___ Input data

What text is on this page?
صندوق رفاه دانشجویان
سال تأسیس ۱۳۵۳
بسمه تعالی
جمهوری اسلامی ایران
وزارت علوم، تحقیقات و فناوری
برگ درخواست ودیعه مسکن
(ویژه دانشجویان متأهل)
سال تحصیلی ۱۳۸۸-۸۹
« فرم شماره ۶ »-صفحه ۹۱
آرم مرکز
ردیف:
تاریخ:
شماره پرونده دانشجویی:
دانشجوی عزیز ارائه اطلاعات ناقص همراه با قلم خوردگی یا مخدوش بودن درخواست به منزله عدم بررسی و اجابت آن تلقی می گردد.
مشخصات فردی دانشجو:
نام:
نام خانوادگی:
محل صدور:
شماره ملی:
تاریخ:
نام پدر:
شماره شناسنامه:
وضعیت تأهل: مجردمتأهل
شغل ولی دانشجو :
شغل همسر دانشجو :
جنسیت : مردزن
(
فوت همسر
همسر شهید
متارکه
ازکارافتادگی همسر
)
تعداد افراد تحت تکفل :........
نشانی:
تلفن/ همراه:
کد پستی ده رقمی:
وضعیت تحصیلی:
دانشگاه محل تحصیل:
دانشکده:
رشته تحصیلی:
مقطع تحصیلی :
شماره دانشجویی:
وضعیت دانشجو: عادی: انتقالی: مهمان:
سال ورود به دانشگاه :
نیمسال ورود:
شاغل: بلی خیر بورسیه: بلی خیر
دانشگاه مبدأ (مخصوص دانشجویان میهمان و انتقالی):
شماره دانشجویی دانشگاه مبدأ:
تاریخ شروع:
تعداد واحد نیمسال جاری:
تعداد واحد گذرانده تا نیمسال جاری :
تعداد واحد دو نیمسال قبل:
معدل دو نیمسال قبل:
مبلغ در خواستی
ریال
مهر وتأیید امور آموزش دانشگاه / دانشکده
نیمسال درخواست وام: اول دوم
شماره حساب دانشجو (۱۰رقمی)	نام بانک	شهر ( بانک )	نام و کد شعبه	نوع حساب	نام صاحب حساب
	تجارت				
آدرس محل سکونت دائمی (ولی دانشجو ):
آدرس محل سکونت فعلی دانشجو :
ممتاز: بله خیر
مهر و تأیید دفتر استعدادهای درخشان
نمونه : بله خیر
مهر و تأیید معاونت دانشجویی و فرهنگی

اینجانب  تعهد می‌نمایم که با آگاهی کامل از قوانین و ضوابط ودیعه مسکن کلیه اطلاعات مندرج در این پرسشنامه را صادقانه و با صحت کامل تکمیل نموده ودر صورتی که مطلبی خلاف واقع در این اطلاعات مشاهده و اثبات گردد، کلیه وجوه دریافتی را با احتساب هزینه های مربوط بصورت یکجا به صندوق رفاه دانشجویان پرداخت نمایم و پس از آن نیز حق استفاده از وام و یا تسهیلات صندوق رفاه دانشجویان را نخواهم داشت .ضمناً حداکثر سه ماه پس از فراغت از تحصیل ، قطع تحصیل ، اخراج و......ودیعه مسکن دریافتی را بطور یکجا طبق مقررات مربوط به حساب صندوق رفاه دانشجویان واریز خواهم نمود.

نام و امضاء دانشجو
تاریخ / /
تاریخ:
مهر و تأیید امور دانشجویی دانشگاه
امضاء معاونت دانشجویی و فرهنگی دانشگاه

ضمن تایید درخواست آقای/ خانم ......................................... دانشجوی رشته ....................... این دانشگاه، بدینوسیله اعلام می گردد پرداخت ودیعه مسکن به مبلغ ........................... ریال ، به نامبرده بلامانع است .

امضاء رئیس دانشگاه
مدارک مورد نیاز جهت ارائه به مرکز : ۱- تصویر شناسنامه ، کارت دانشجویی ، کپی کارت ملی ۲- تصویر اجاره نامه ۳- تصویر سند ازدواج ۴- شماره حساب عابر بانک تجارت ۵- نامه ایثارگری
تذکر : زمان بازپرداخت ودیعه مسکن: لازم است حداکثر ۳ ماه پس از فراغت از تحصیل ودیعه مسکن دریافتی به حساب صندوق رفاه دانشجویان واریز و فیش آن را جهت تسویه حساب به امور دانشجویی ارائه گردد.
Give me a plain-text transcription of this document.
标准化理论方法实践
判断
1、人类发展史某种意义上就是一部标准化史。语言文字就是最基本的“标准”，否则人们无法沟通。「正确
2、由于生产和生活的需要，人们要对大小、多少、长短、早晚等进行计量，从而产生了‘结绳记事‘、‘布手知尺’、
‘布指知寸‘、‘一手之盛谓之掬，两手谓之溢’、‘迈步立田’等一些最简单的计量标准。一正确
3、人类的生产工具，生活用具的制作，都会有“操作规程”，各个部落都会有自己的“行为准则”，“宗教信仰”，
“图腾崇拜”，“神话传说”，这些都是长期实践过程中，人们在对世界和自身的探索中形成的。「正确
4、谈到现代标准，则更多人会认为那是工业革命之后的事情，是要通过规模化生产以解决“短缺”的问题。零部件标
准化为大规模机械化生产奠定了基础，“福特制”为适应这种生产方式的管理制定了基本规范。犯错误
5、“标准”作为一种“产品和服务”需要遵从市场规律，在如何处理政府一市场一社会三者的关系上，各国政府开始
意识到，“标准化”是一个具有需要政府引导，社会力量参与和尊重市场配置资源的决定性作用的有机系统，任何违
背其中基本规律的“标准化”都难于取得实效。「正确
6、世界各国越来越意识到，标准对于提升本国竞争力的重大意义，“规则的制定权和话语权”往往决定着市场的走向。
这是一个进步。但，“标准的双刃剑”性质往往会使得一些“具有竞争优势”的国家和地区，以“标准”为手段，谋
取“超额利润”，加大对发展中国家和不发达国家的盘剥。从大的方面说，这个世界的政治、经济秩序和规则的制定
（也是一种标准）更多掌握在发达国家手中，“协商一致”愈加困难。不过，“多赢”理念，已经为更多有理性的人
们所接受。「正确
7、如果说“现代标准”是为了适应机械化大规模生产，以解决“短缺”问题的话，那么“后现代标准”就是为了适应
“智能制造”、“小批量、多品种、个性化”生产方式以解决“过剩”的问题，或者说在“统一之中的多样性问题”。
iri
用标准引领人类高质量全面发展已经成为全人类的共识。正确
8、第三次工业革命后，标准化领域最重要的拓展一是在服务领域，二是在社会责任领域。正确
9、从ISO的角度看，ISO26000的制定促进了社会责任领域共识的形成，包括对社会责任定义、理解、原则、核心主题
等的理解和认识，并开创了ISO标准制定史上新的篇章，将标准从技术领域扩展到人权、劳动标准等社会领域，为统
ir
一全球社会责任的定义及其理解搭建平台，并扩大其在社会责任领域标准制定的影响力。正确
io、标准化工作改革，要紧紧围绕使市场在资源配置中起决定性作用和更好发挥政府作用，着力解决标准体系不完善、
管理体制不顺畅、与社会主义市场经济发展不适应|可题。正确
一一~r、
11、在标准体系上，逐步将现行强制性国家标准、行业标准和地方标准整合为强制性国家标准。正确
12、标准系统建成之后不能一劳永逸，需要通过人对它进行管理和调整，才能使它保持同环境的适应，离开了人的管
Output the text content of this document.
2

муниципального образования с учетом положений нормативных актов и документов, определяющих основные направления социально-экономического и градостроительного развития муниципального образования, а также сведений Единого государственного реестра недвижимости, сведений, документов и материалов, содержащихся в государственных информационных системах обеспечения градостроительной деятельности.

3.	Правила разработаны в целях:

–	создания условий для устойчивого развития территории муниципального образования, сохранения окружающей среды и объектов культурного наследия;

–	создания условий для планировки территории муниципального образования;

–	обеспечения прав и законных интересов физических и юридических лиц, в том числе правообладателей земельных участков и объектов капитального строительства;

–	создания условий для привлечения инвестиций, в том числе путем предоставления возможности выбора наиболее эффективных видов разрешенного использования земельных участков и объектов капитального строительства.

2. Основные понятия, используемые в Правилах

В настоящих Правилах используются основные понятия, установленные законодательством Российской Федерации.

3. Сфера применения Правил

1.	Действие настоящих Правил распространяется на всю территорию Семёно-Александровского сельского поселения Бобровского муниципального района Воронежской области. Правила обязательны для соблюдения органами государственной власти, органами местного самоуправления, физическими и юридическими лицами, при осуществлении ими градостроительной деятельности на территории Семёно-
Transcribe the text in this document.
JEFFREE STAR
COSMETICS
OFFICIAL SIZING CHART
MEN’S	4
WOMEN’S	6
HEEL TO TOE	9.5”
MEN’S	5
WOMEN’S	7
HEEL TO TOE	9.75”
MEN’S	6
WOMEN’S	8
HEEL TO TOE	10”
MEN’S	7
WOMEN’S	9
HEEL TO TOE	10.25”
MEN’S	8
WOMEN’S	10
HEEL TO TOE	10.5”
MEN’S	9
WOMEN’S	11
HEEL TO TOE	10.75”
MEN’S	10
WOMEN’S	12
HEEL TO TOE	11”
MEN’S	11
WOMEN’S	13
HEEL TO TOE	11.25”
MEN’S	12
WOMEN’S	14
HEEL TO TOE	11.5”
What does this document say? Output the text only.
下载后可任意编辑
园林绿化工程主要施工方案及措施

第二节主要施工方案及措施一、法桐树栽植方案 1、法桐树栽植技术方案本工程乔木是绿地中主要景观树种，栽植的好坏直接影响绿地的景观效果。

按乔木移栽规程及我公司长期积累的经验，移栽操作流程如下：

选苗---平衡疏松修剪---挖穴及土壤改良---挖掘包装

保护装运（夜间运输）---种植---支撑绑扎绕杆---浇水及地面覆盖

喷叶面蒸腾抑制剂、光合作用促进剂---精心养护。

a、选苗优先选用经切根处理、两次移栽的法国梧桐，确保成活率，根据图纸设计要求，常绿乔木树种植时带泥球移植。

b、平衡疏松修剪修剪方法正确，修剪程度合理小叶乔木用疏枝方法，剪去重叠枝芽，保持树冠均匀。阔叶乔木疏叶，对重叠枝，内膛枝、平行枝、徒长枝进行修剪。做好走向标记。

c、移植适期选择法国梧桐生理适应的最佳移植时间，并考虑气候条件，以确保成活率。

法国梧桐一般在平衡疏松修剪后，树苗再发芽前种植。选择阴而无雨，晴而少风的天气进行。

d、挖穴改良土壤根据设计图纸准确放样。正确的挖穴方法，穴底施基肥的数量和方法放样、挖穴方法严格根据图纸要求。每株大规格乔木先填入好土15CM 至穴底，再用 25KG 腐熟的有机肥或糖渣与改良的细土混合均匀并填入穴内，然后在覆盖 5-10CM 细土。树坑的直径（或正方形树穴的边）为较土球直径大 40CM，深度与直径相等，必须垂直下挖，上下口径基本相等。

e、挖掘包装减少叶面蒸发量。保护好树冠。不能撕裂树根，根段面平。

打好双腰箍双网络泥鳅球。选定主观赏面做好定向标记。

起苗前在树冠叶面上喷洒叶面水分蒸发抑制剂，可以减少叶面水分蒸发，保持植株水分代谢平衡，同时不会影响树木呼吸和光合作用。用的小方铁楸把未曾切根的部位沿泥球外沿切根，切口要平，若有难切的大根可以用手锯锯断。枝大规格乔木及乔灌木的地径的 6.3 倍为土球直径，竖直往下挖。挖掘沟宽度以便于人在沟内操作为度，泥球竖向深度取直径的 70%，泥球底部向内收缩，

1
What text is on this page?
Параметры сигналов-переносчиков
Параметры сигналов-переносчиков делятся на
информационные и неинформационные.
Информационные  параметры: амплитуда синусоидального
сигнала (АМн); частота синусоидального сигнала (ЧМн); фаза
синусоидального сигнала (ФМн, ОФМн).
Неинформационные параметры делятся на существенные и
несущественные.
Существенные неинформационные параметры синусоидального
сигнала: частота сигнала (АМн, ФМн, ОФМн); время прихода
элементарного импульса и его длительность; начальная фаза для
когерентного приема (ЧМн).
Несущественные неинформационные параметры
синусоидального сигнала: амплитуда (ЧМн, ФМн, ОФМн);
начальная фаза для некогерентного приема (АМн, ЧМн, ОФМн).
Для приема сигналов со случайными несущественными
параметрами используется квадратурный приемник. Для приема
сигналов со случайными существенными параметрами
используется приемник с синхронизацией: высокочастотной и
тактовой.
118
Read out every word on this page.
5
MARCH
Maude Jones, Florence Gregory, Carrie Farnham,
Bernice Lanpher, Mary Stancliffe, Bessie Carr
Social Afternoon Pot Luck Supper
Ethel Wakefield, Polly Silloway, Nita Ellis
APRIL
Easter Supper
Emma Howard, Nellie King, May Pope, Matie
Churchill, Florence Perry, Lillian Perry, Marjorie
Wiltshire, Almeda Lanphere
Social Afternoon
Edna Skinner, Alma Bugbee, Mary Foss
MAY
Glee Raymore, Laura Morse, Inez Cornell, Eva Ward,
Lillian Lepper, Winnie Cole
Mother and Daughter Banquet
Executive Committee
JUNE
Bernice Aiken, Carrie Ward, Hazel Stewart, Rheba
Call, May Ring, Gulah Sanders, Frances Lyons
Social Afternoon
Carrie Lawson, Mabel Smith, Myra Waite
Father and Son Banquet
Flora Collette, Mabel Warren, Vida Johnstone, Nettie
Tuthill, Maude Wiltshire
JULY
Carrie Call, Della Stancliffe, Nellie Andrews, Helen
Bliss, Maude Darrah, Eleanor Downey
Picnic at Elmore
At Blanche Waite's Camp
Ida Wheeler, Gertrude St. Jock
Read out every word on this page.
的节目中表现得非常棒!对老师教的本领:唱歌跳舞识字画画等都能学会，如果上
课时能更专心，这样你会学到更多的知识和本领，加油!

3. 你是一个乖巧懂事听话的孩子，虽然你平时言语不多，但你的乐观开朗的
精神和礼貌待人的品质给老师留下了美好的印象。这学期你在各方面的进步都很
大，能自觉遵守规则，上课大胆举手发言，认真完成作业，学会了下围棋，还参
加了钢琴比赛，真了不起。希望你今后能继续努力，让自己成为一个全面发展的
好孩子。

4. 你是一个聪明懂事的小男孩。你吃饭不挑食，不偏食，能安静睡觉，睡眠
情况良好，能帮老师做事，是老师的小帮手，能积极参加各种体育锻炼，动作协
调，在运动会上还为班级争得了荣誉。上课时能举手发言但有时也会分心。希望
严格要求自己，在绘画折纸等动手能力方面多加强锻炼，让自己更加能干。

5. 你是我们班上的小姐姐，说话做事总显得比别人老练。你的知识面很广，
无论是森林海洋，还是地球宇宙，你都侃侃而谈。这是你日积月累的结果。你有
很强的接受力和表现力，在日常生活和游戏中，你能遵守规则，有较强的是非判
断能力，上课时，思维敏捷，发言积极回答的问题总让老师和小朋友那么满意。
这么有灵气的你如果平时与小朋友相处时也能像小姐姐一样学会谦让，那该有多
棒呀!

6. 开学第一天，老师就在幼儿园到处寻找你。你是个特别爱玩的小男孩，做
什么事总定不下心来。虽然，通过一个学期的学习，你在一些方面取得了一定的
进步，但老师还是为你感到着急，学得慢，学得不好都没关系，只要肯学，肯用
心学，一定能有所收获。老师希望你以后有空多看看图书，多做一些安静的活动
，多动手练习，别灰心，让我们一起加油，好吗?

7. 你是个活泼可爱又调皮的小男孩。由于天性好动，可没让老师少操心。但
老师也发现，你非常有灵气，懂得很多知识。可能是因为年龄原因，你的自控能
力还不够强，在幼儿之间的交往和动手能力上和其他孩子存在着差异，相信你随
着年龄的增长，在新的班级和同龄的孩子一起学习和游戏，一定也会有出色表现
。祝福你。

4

______

> [Challenge]
Search the entries for the word "Florence" and copy every line that has it.

> [Solution for this exercise]
Maude Jones, Florence Gregory, Carrie Farnham,
Churchill, Florence Perry, Lillian Perry, Marjorie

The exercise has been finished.